#### Given exercise:
List all lines in the material below that contain "换届以来".

_ _ _ _ _ _ _

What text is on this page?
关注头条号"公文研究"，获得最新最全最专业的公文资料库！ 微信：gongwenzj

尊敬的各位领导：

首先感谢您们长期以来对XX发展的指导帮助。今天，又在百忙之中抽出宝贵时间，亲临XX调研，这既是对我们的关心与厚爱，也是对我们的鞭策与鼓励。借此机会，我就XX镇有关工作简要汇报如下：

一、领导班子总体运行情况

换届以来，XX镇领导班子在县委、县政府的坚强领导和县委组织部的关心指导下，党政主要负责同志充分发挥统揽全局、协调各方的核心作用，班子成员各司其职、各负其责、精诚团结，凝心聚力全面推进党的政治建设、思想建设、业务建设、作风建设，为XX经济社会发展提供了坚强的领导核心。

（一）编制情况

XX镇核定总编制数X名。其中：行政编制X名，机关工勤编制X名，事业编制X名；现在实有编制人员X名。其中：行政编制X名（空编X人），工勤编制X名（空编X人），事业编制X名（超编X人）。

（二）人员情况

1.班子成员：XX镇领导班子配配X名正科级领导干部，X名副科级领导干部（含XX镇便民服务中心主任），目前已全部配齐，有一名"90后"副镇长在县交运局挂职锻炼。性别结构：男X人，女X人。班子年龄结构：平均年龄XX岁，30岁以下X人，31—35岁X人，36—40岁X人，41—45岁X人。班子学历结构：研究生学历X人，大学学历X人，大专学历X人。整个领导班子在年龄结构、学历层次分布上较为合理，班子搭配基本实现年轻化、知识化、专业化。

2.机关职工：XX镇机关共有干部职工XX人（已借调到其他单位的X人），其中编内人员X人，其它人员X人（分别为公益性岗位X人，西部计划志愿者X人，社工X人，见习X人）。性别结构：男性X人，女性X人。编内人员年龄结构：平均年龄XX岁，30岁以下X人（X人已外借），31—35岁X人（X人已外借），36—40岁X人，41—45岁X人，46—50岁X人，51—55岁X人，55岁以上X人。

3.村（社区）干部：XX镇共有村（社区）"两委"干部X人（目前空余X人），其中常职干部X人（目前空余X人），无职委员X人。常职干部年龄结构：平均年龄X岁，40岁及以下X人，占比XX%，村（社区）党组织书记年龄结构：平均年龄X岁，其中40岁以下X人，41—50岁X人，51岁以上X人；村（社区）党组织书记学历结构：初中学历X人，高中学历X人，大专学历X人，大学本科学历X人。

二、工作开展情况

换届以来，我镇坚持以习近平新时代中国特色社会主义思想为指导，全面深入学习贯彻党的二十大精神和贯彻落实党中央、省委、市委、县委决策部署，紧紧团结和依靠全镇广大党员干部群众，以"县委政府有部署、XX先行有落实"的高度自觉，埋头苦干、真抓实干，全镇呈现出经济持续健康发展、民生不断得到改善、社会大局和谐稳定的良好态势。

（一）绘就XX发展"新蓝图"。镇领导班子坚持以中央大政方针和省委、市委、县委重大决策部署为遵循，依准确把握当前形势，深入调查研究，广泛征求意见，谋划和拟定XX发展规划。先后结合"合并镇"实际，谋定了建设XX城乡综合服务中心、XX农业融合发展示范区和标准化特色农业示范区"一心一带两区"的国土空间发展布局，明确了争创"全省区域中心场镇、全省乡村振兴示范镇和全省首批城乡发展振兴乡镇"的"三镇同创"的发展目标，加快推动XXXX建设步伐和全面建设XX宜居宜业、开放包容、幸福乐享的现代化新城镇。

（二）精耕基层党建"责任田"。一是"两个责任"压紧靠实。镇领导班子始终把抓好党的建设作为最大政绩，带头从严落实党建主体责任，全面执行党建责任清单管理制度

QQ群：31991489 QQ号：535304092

_ _ _ _ _ _ _

#### Final result:
换届以来，XX镇领导班子在县委、县政府的坚强领导和县委组织部的关心指导下，党政主要负责同志充分发挥统揽全局、协调各方的核心作用，班子成员各司其职、各负其责、精诚团结，凝心聚力全面推进党的政治建设、思想建设、业务建设、作风建设，为XX经济社会发展提供了坚强的领导核心。
换届以来，我镇坚持以习近平新时代中国特色社会主义思想为指导，全面深入学习贯彻党的二十大精神和贯彻落实党中央、省委、市委、县委决策部署，紧紧团结和依靠全镇广大党员干部群众，以"县委政府有部署、XX先行有落实"的高度自觉，埋头苦干、真抓实干，全镇呈现出经济持续健康发展、民生不断得到改善、社会大局和谐稳定的良好态势。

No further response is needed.